## WHAT YOU ARE ASKED TO DO
Work out how many lines in the data hold the word "XNote", and reply with that number only.

## DATASET ROWS

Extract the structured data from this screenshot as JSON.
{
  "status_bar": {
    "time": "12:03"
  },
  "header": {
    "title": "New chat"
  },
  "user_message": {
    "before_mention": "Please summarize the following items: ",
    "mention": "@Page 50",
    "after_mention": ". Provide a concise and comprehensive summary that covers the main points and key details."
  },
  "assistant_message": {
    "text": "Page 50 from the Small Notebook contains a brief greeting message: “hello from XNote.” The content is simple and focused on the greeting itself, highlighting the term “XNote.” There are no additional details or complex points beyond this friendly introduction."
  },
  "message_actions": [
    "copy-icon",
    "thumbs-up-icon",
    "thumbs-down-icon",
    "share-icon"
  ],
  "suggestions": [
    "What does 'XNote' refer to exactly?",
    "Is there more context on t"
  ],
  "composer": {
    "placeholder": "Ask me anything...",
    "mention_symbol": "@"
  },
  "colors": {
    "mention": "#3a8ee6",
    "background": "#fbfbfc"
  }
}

## EXERCISE OUTPUT
2